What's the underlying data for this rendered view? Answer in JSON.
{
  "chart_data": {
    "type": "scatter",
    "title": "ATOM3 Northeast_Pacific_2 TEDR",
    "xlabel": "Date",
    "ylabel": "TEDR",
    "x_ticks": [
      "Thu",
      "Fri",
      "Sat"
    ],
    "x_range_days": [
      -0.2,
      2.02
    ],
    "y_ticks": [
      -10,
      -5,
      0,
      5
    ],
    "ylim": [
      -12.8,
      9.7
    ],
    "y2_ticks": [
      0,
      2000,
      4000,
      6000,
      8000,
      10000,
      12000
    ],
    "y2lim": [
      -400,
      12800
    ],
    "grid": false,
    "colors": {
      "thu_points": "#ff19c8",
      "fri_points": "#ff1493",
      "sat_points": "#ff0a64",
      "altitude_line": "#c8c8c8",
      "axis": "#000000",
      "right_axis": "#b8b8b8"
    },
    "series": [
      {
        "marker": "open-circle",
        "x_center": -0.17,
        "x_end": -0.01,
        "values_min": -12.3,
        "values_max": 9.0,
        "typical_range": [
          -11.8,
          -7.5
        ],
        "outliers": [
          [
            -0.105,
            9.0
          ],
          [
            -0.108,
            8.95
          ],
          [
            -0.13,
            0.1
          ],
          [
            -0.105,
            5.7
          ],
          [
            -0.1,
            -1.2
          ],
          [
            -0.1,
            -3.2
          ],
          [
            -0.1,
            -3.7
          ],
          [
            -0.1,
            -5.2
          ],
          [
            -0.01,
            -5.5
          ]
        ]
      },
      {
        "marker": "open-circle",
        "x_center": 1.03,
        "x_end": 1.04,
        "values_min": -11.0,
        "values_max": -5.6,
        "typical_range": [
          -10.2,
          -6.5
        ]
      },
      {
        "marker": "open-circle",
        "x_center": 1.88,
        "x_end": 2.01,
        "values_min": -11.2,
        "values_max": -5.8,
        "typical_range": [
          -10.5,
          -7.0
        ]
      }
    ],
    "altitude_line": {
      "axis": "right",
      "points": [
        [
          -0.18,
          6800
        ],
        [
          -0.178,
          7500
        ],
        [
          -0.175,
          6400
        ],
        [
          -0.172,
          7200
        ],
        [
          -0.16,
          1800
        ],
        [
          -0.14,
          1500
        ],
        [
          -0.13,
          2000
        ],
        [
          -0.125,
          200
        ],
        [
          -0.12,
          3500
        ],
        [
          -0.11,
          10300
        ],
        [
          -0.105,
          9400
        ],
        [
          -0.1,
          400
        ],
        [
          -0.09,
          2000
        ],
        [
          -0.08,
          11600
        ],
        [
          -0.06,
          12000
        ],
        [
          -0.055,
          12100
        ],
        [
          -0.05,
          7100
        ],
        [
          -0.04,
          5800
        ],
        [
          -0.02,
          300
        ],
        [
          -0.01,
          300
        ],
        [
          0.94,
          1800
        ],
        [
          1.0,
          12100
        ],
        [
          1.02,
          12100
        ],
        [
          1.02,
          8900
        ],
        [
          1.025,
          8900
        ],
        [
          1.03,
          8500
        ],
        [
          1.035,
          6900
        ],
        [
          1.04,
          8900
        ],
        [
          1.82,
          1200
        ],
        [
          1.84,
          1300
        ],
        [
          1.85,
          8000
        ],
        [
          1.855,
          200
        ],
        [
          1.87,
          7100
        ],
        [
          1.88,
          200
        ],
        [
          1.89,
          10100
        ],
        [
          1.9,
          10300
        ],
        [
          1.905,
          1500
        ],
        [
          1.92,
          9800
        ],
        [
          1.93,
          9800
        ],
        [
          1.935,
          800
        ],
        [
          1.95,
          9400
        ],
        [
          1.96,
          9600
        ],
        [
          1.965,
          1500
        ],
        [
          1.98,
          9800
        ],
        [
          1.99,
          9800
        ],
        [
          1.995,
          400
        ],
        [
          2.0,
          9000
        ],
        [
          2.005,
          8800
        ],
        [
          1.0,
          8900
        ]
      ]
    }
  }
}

▸ What the task asks
Restate each of the entries above verbatim.

▸ Expected answer
What's the underlying data for this rendered view? Answer in JSON.
{
  "chart_data": {
    "type": "scatter",
    "title": "ATOM3 Northeast_Pacific_2 TEDR",
    "xlabel": "Date",
    "ylabel": "TEDR",
    "x_ticks": [
      "Thu",
      "Fri",
      "Sat"
    ],
    "x_range_days": [
      -0.2,
      2.02
    ],
    "y_ticks": [
      -10,
      -5,
      0,
      5
    ],
    "ylim": [
      -12.8,
      9.7
    ],
    "y2_ticks": [
      0,
      2000,
      4000,
      6000,
      8000,
      10000,
      12000
    ],
    "y2lim": [
      -400,
      12800
    ],
    "grid": false,
    "colors": {
      "thu_points": "#ff19c8",
      "fri_points": "#ff1493",
      "sat_points": "#ff0a64",
      "altitude_line": "#c8c8c8",
      "axis": "#000000",
      "right_axis": "#b8b8b8"
    },
    "series": [
      {
        "marker": "open-circle",
        "x_center": -0.17,
        "x_end": -0.01,
        "values_min": -12.3,
        "values_max": 9.0,
        "typical_range": [
          -11.8,
          -7.5
        ],
        "outliers": [
          [
            -0.105,
            9.0
          ],
          [
            -0.108,
            8.95
          ],
          [
            -0.13,
            0.1
          ],
          [
            -0.105,
            5.7
          ],
          [
            -0.1,
            -1.2
          ],
          [
            -0.1,
            -3.2
          ],
          [
            -0.1,
            -3.7
          ],
          [
            -0.1,
            -5.2
          ],
          [
            -0.01,
            -5.5
          ]
        ]
      },
      {
        "marker": "open-circle",
        "x_center": 1.03,
        "x_end": 1.04,
        "values_min": -11.0,
        "values_max": -5.6,
        "typical_range": [
          -10.2,
          -6.5
        ]
      },
      {
        "marker": "open-circle",
        "x_center": 1.88,
        "x_end": 2.01,
        "values_min": -11.2,
        "values_max": -5.8,
        "typical_range": [
          -10.5,
          -7.0
        ]
      }
    ],
    "altitude_line": {
      "axis": "right",
      "points": [
        [
          -0.18,
          6800
        ],
        [
          -0.178,
          7500
        ],
        [
          -0.175,
          6400
        ],
        [
          -0.172,
          7200
        ],
        [
          -0.16,
          1800
        ],
        [
          -0.14,
          1500
        ],
        [
          -0.13,
          2000
        ],
        [
          -0.125,
          200
        ],
        [
          -0.12,
          3500
        ],
        [
          -0.11,
          10300
        ],
        [
          -0.105,
          9400
        ],
        [
          -0.1,
          400
        ],
        [
          -0.09,
          2000
        ],
        [
          -0.08,
          11600
        ],
        [
          -0.06,
          12000
        ],
        [
          -0.055,
          12100
        ],
        [
          -0.05,
          7100
        ],
        [
          -0.04,
          5800
        ],
        [
          -0.02,
          300
        ],
        [
          -0.01,
          300
        ],
        [
          0.94,
          1800
        ],
        [
          1.0,
          12100
        ],
        [
          1.02,
          12100
        ],
        [
          1.02,
          8900
        ],
        [
          1.025,
          8900
        ],
        [
          1.03,
          8500
        ],
        [
          1.035,
          6900
        ],
        [
          1.04,
          8900
        ],
        [
          1.82,
          1200
        ],
        [
          1.84,
          1300
        ],
        [
          1.85,
          8000
        ],
        [
          1.855,
          200
        ],
        [
          1.87,
          7100
        ],
        [
          1.88,
          200
        ],
        [
          1.89,
          10100
        ],
        [
          1.9,
          10300
        ],
        [
          1.905,
          1500
        ],
        [
          1.92,
          9800
        ],
        [
          1.93,
          9800
        ],
        [
          1.935,
          800
        ],
        [
          1.95,
          9400
        ],
        [
          1.96,
          9600
        ],
        [
          1.965,
          1500
        ],
        [
          1.98,
          9800
        ],
        [
          1.99,
          9800
        ],
        [
          1.995,
          400
        ],
        [
          2.0,
          9000
        ],
        [
          2.005,
          8800
        ],
        [
          1.0,
          8900
        ]
      ]
    }
  }
}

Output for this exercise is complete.